== Record set ==

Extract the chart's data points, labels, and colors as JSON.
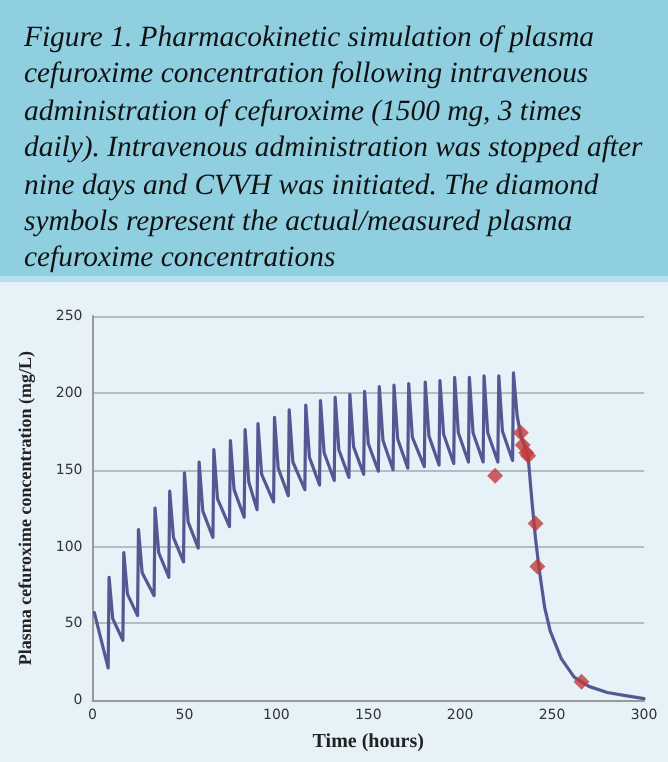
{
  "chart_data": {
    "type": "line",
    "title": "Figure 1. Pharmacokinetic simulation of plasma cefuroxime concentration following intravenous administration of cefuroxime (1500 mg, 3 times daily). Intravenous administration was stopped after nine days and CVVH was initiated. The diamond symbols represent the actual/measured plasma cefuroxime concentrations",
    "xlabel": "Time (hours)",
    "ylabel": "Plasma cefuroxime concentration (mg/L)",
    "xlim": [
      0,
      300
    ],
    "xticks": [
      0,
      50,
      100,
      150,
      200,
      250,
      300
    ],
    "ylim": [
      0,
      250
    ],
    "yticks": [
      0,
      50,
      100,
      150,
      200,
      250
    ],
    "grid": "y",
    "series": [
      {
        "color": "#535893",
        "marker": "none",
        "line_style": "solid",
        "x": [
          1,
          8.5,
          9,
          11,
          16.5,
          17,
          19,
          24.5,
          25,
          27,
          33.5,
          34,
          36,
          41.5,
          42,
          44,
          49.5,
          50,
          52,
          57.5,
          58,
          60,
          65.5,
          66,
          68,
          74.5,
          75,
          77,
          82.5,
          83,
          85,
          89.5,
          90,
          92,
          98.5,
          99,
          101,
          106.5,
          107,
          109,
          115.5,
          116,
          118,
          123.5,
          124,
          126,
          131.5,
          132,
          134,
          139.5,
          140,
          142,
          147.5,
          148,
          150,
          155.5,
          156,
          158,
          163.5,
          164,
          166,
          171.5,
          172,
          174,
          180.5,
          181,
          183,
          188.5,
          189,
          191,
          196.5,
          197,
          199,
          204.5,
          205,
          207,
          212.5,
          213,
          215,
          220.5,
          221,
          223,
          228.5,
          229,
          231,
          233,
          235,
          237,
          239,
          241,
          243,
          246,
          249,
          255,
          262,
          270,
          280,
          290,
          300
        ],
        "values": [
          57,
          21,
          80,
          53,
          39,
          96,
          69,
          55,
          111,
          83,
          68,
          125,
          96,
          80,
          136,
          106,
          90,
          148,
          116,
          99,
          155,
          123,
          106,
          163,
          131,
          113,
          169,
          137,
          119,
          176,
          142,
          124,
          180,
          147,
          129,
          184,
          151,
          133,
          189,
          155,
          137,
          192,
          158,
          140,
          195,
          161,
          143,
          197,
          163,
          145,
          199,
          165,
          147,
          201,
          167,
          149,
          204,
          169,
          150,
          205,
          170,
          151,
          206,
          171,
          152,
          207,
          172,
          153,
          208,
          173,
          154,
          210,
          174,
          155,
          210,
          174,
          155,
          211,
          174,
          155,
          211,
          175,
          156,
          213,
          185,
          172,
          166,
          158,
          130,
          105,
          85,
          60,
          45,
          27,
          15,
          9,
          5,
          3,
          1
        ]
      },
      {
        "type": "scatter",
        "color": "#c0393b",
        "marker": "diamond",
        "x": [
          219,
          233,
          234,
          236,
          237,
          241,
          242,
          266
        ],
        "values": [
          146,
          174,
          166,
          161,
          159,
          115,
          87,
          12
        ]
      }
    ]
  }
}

===

The request ::
The data above needs to be retyped exactly, with the images left out.

Task output ::
Extract the chart's data points, labels, and colors as JSON.
{
  "chart_data": {
    "type": "line",
    "title": "Figure 1. Pharmacokinetic simulation of plasma cefuroxime concentration following intravenous administration of cefuroxime (1500 mg, 3 times daily). Intravenous administration was stopped after nine days and CVVH was initiated. The diamond symbols represent the actual/measured plasma cefuroxime concentrations",
    "xlabel": "Time (hours)",
    "ylabel": "Plasma cefuroxime concentration (mg/L)",
    "xlim": [
      0,
      300
    ],
    "xticks": [
      0,
      50,
      100,
      150,
      200,
      250,
      300
    ],
    "ylim": [
      0,
      250
    ],
    "yticks": [
      0,
      50,
      100,
      150,
      200,
      250
    ],
    "grid": "y",
    "series": [
      {
        "color": "#535893",
        "marker": "none",
        "line_style": "solid",
        "x": [
          1,
          8.5,
          9,
          11,
          16.5,
          17,
          19,
          24.5,
          25,
          27,
          33.5,
          34,
          36,
          41.5,
          42,
          44,
          49.5,
          50,
          52,
          57.5,
          58,
          60,
          65.5,
          66,
          68,
          74.5,
          75,
          77,
          82.5,
          83,
          85,
          89.5,
          90,
          92,
          98.5,
          99,
          101,
          106.5,
          107,
          109,
          115.5,
          116,
          118,
          123.5,
          124,
          126,
          131.5,
          132,
          134,
          139.5,
          140,
          142,
          147.5,
          148,
          150,
          155.5,
          156,
          158,
          163.5,
          164,
          166,
          171.5,
          172,
          174,
          180.5,
          181,
          183,
          188.5,
          189,
          191,
          196.5,
          197,
          199,
          204.5,
          205,
          207,
          212.5,
          213,
          215,
          220.5,
          221,
          223,
          228.5,
          229,
          231,
          233,
          235,
          237,
          239,
          241,
          243,
          246,
          249,
          255,
          262,
          270,
          280,
          290,
          300
        ],
        "values": [
          57,
          21,
          80,
          53,
          39,
          96,
          69,
          55,
          111,
          83,
          68,
          125,
          96,
          80,
          136,
          106,
          90,
          148,
          116,
          99,
          155,
          123,
          106,
          163,
          131,
          113,
          169,
          137,
          119,
          176,
          142,
          124,
          180,
          147,
          129,
          184,
          151,
          133,
          189,
          155,
          137,
          192,
          158,
          140,
          195,
          161,
          143,
          197,
          163,
          145,
          199,
          165,
          147,
          201,
          167,
          149,
          204,
          169,
          150,
          205,
          170,
          151,
          206,
          171,
          152,
          207,
          172,
          153,
          208,
          173,
          154,
          210,
          174,
          155,
          210,
          174,
          155,
          211,
          174,
          155,
          211,
          175,
          156,
          213,
          185,
          172,
          166,
          158,
          130,
          105,
          85,
          60,
          45,
          27,
          15,
          9,
          5,
          3,
          1
        ]
      },
      {
        "type": "scatter",
        "color": "#c0393b",
        "marker": "diamond",
        "x": [
          219,
          233,
          234,
          236,
          237,
          241,
          242,
          266
        ],
        "values": [
          146,
          174,
          166,
          161,
          159,
          115,
          87,
          12
        ]
      }
    ]
  }
}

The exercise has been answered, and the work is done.